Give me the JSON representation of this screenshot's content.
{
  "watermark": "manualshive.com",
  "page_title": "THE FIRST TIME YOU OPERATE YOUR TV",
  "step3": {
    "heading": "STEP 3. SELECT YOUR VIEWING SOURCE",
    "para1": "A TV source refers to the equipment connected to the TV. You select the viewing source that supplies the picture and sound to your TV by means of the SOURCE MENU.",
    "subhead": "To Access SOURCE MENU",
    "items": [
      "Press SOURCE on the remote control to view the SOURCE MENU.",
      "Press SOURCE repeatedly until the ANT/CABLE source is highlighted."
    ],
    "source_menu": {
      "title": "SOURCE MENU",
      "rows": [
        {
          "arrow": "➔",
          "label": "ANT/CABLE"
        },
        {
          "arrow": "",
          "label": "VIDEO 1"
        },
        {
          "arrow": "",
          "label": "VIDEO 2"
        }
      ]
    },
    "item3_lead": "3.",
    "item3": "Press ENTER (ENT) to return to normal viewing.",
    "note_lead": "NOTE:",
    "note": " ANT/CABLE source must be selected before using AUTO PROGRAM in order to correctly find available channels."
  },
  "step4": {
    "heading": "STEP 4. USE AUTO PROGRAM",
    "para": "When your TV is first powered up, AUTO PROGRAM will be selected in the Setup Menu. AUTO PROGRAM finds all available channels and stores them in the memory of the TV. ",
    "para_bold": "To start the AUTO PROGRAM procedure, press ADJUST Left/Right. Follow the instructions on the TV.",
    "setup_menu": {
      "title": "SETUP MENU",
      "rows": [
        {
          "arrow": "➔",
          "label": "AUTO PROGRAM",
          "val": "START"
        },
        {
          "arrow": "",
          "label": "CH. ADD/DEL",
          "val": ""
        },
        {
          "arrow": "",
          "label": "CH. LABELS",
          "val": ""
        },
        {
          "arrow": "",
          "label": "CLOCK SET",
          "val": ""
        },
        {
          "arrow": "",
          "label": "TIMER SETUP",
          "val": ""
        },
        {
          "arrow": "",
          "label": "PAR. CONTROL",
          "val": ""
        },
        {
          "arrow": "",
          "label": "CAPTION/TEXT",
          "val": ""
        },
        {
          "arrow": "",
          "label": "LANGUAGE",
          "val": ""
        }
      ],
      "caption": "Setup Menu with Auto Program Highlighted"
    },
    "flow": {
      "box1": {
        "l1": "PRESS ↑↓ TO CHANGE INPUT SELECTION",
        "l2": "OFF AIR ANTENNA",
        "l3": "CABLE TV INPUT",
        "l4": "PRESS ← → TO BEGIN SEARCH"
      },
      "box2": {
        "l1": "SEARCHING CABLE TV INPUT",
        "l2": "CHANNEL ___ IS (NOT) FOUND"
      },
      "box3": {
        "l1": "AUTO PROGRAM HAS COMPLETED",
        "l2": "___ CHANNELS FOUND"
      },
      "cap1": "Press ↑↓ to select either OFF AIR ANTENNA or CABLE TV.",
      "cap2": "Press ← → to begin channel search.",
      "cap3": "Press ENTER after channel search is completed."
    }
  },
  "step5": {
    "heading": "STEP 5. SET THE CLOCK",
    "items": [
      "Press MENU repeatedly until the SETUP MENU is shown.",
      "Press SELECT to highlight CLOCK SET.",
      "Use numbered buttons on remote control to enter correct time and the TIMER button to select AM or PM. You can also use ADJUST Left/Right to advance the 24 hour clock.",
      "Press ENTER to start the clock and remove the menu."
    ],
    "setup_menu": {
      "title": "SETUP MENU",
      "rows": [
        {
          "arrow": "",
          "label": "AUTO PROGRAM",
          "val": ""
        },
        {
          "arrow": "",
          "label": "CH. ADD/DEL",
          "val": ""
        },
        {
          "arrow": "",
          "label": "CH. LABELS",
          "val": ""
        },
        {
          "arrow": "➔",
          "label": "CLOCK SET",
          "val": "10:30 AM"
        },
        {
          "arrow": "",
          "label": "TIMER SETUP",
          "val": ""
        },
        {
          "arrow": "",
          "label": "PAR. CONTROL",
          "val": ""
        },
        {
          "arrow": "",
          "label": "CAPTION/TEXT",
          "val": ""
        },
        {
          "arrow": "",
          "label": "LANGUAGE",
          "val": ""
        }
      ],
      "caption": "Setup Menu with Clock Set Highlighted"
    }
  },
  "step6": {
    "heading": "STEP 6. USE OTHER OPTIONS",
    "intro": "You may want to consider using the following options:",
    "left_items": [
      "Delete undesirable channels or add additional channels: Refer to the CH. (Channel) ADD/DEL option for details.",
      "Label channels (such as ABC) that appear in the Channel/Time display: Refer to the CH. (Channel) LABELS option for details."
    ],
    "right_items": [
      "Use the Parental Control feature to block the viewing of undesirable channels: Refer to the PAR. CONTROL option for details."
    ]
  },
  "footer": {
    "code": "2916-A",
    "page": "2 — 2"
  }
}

----

What to do: Restate the records, all of them, precisely as written.

Response to this task:
Give me the JSON representation of this screenshot's content.
{
  "watermark": "manualshive.com",
  "page_title": "THE FIRST TIME YOU OPERATE YOUR TV",
  "step3": {
    "heading": "STEP 3. SELECT YOUR VIEWING SOURCE",
    "para1": "A TV source refers to the equipment connected to the TV. You select the viewing source that supplies the picture and sound to your TV by means of the SOURCE MENU.",
    "subhead": "To Access SOURCE MENU",
    "items": [
      "Press SOURCE on the remote control to view the SOURCE MENU.",
      "Press SOURCE repeatedly until the ANT/CABLE source is highlighted."
    ],
    "source_menu": {
      "title": "SOURCE MENU",
      "rows": [
        {
          "arrow": "➔",
          "label": "ANT/CABLE"
        },
        {
          "arrow": "",
          "label": "VIDEO 1"
        },
        {
          "arrow": "",
          "label": "VIDEO 2"
        }
      ]
    },
    "item3_lead": "3.",
    "item3": "Press ENTER (ENT) to return to normal viewing.",
    "note_lead": "NOTE:",
    "note": " ANT/CABLE source must be selected before using AUTO PROGRAM in order to correctly find available channels."
  },
  "step4": {
    "heading": "STEP 4. USE AUTO PROGRAM",
    "para": "When your TV is first powered up, AUTO PROGRAM will be selected in the Setup Menu. AUTO PROGRAM finds all available channels and stores them in the memory of the TV. ",
    "para_bold": "To start the AUTO PROGRAM procedure, press ADJUST Left/Right. Follow the instructions on the TV.",
    "setup_menu": {
      "title": "SETUP MENU",
      "rows": [
        {
          "arrow": "➔",
          "label": "AUTO PROGRAM",
          "val": "START"
        },
        {
          "arrow": "",
          "label": "CH. ADD/DEL",
          "val": ""
        },
        {
          "arrow": "",
          "label": "CH. LABELS",
          "val": ""
        },
        {
          "arrow": "",
          "label": "CLOCK SET",
          "val": ""
        },
        {
          "arrow": "",
          "label": "TIMER SETUP",
          "val": ""
        },
        {
          "arrow": "",
          "label": "PAR. CONTROL",
          "val": ""
        },
        {
          "arrow": "",
          "label": "CAPTION/TEXT",
          "val": ""
        },
        {
          "arrow": "",
          "label": "LANGUAGE",
          "val": ""
        }
      ],
      "caption": "Setup Menu with Auto Program Highlighted"
    },
    "flow": {
      "box1": {
        "l1": "PRESS ↑↓ TO CHANGE INPUT SELECTION",
        "l2": "OFF AIR ANTENNA",
        "l3": "CABLE TV INPUT",
        "l4": "PRESS ← → TO BEGIN SEARCH"
      },
      "box2": {
        "l1": "SEARCHING CABLE TV INPUT",
        "l2": "CHANNEL ___ IS (NOT) FOUND"
      },
      "box3": {
        "l1": "AUTO PROGRAM HAS COMPLETED",
        "l2": "___ CHANNELS FOUND"
      },
      "cap1": "Press ↑↓ to select either OFF AIR ANTENNA or CABLE TV.",
      "cap2": "Press ← → to begin channel search.",
      "cap3": "Press ENTER after channel search is completed."
    }
  },
  "step5": {
    "heading": "STEP 5. SET THE CLOCK",
    "items": [
      "Press MENU repeatedly until the SETUP MENU is shown.",
      "Press SELECT to highlight CLOCK SET.",
      "Use numbered buttons on remote control to enter correct time and the TIMER button to select AM or PM. You can also use ADJUST Left/Right to advance the 24 hour clock.",
      "Press ENTER to start the clock and remove the menu."
    ],
    "setup_menu": {
      "title": "SETUP MENU",
      "rows": [
        {
          "arrow": "",
          "label": "AUTO PROGRAM",
          "val": ""
        },
        {
          "arrow": "",
          "label": "CH. ADD/DEL",
          "val": ""
        },
        {
          "arrow": "",
          "label": "CH. LABELS",
          "val": ""
        },
        {
          "arrow": "➔",
          "label": "CLOCK SET",
          "val": "10:30 AM"
        },
        {
          "arrow": "",
          "label": "TIMER SETUP",
          "val": ""
        },
        {
          "arrow": "",
          "label": "PAR. CONTROL",
          "val": ""
        },
        {
          "arrow": "",
          "label": "CAPTION/TEXT",
          "val": ""
        },
        {
          "arrow": "",
          "label": "LANGUAGE",
          "val": ""
        }
      ],
      "caption": "Setup Menu with Clock Set Highlighted"
    }
  },
  "step6": {
    "heading": "STEP 6. USE OTHER OPTIONS",
    "intro": "You may want to consider using the following options:",
    "left_items": [
      "Delete undesirable channels or add additional channels: Refer to the CH. (Channel) ADD/DEL option for details.",
      "Label channels (such as ABC) that appear in the Channel/Time display: Refer to the CH. (Channel) LABELS option for details."
    ],
    "right_items": [
      "Use the Parental Control feature to block the viewing of undesirable channels: Refer to the PAR. CONTROL option for details."
    ]
  },
  "footer": {
    "code": "2916-A",
    "page": "2 — 2"
  }
}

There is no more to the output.